====== Working data ======

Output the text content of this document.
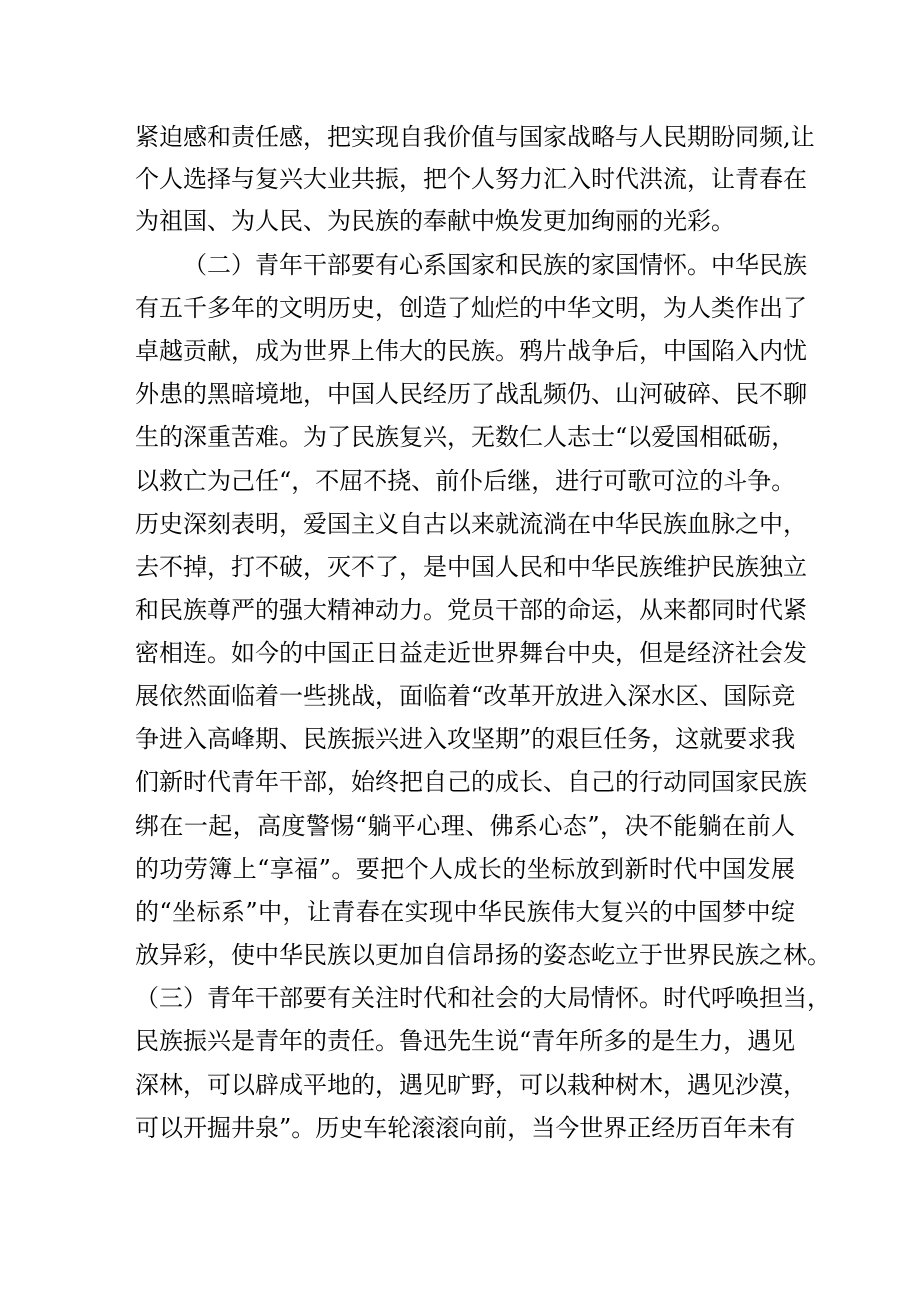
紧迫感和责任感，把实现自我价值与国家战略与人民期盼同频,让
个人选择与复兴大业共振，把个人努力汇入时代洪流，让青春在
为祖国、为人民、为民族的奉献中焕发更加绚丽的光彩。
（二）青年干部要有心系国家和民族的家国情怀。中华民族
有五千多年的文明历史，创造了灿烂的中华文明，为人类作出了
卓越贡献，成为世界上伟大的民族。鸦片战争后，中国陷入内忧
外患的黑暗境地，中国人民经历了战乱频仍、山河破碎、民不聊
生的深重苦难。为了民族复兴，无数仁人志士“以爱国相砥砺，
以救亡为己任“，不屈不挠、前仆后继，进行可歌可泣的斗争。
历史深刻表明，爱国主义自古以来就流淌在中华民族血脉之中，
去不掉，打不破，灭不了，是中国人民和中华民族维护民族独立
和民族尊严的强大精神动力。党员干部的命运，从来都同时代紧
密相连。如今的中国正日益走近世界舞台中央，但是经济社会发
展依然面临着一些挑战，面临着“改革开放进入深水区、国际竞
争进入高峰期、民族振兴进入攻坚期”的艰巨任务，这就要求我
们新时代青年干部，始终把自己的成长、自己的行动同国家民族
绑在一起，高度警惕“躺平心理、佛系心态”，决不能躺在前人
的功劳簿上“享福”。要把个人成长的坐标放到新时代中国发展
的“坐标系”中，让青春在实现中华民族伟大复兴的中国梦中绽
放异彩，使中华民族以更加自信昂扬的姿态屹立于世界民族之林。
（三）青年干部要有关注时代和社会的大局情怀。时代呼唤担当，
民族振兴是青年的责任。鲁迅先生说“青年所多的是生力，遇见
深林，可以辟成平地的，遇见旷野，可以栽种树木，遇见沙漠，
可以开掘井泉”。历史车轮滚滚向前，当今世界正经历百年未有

======
====== Working data ======

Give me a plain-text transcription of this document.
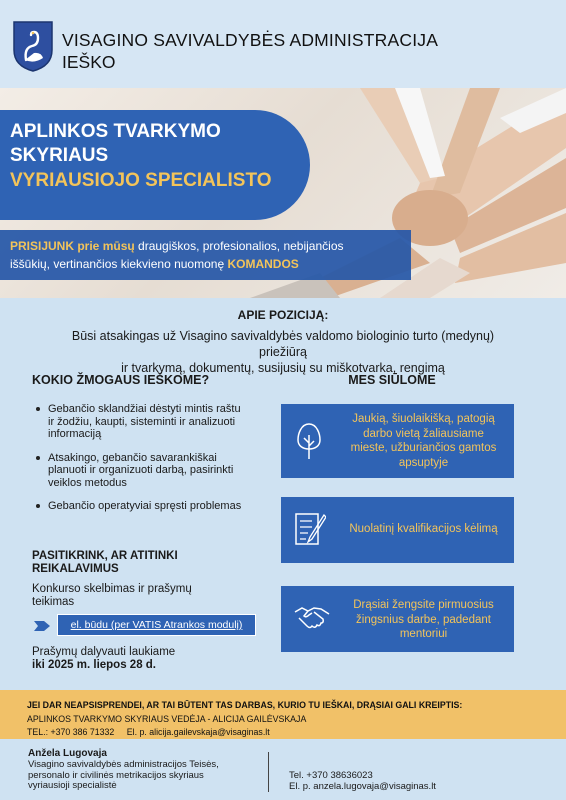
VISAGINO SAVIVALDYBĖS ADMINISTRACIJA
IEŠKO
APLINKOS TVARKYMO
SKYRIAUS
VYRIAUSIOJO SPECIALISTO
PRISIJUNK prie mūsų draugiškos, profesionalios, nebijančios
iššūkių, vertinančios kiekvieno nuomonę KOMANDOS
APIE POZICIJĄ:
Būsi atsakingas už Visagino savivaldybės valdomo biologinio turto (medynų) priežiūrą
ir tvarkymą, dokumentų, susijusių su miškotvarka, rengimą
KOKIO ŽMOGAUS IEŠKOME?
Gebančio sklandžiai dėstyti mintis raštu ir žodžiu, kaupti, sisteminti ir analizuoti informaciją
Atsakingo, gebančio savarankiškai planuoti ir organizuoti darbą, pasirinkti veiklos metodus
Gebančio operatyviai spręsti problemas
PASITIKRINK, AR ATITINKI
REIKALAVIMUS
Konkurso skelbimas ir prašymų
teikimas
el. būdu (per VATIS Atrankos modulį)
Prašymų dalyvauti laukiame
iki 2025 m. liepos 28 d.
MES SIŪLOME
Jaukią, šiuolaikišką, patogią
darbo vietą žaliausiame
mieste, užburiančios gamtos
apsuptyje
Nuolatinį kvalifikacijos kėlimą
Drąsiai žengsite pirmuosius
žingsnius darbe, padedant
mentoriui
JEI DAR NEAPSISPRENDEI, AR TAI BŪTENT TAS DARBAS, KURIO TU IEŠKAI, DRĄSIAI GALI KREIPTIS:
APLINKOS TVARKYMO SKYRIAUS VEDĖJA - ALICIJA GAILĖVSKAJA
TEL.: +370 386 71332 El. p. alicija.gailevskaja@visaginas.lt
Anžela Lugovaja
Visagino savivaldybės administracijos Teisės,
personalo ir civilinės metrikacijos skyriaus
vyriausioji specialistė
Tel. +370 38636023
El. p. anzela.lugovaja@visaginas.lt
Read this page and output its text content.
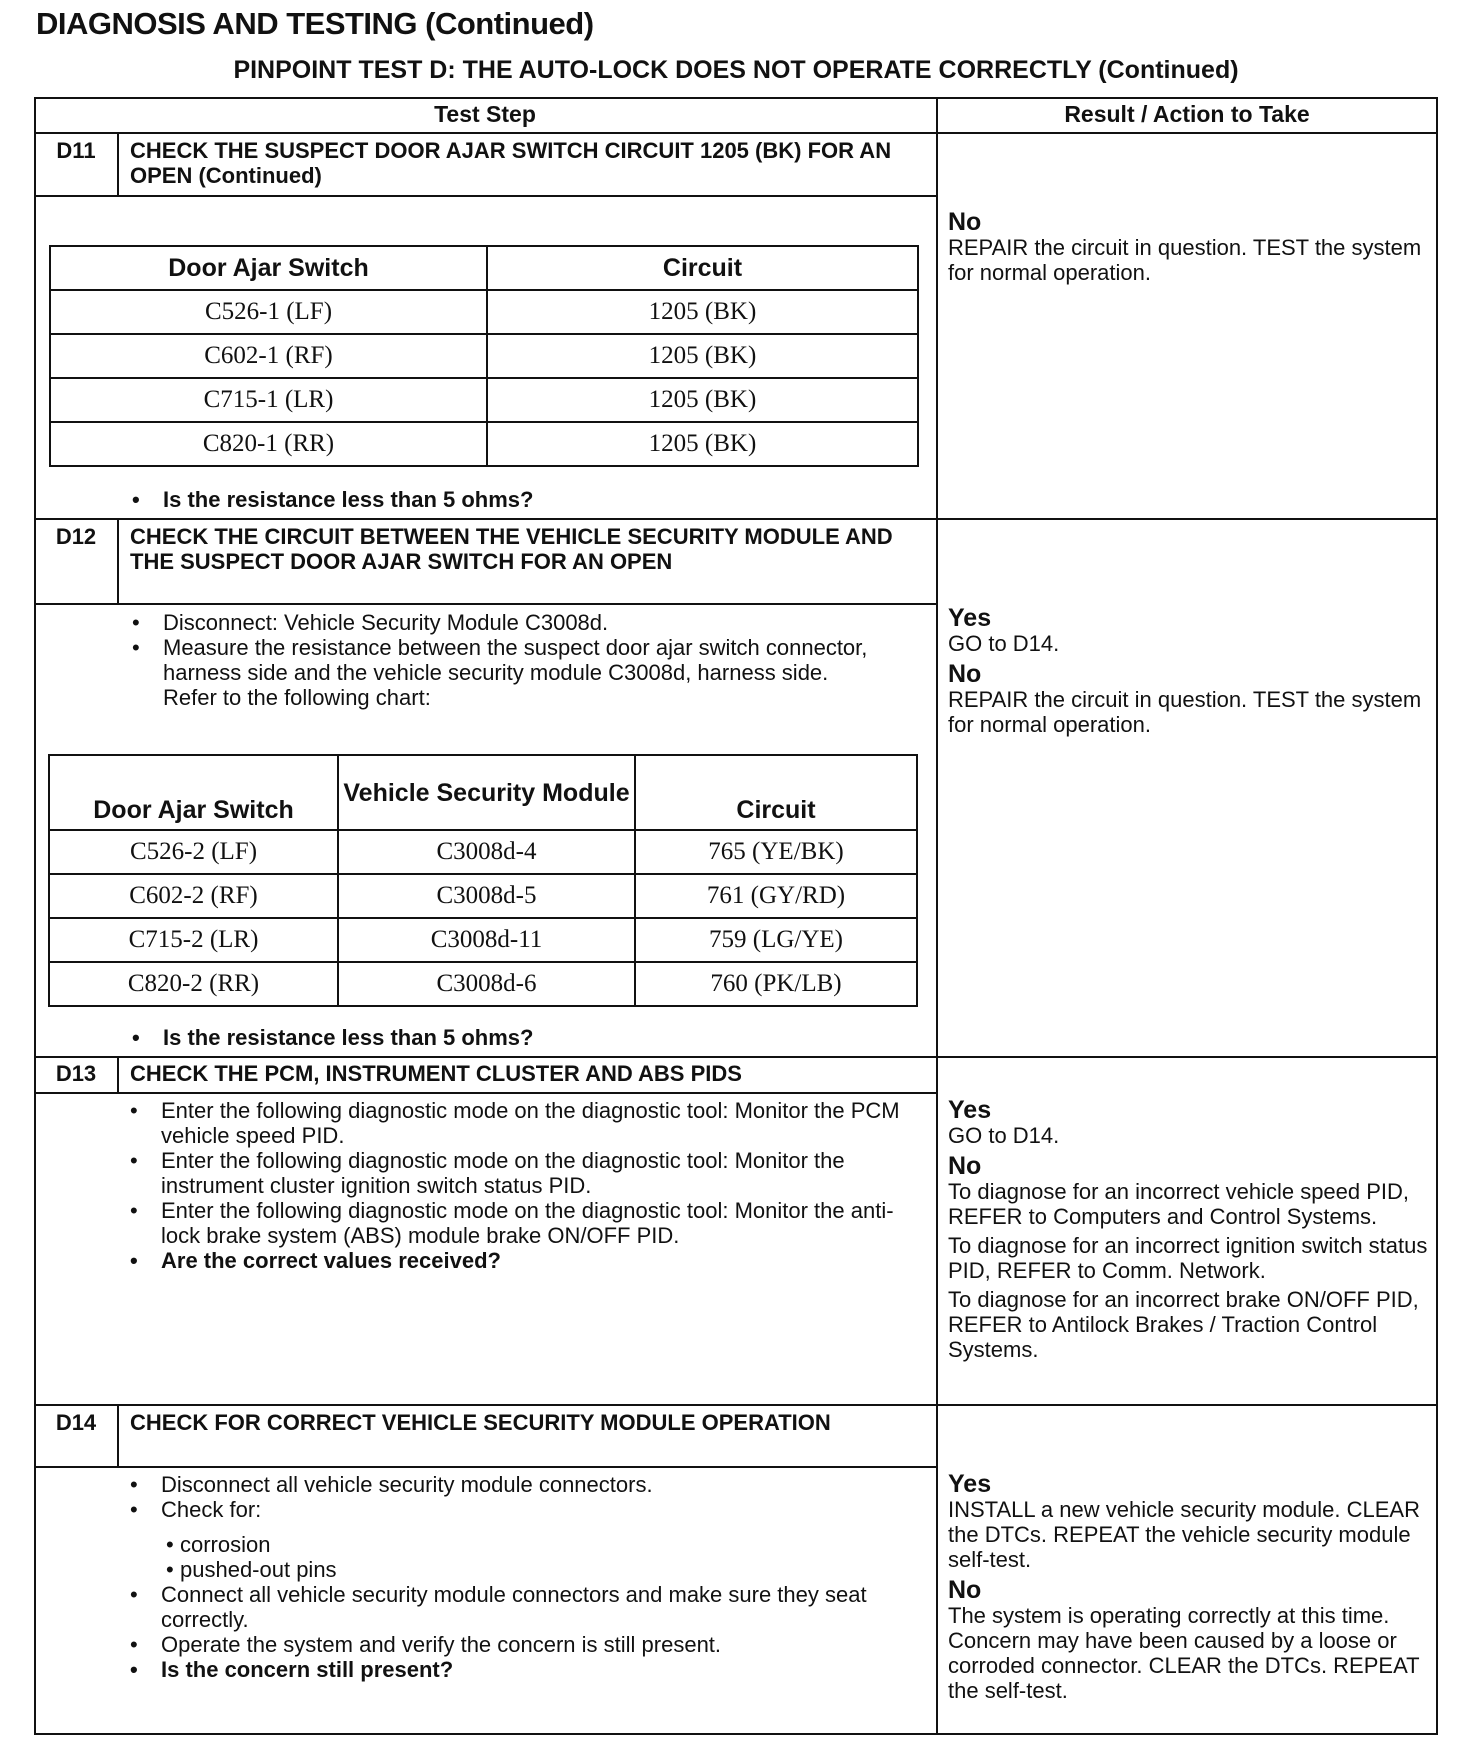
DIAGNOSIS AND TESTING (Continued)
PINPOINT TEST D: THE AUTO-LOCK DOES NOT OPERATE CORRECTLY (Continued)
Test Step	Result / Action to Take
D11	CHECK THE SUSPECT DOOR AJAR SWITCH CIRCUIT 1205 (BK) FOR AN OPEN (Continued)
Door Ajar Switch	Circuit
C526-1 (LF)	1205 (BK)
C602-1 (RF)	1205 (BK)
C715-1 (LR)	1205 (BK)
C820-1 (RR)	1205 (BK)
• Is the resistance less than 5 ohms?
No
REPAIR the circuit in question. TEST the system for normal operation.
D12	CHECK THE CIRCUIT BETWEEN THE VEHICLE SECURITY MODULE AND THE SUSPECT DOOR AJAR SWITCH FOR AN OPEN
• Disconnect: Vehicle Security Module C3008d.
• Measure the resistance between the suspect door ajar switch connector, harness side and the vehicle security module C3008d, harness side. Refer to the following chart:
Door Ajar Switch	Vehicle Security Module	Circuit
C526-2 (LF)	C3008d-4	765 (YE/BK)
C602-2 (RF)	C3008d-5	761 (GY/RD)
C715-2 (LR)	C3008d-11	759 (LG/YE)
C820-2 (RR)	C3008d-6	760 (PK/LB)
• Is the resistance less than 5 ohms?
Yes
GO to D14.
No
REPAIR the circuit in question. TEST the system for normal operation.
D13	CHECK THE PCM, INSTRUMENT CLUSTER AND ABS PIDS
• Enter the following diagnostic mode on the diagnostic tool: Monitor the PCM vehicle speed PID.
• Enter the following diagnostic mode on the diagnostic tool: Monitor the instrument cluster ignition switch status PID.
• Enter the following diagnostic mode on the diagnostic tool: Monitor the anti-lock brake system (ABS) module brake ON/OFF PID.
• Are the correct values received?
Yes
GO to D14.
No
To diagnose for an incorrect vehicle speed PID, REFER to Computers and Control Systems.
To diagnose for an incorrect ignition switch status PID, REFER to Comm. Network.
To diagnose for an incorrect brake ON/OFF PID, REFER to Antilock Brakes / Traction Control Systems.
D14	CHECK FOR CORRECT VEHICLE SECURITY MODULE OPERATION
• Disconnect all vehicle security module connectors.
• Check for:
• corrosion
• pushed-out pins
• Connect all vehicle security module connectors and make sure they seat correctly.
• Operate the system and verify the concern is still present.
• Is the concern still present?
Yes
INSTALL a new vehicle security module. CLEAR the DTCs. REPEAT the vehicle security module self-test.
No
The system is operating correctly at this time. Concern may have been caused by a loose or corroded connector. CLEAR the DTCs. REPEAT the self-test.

======

To be done:
Extract from the data every line where "Systems" shows up.

Complete answer:
To diagnose for an incorrect vehicle speed PID, REFER to Computers and Control Systems.
To diagnose for an incorrect brake ON/OFF PID, REFER to Antilock Brakes / Traction Control Systems.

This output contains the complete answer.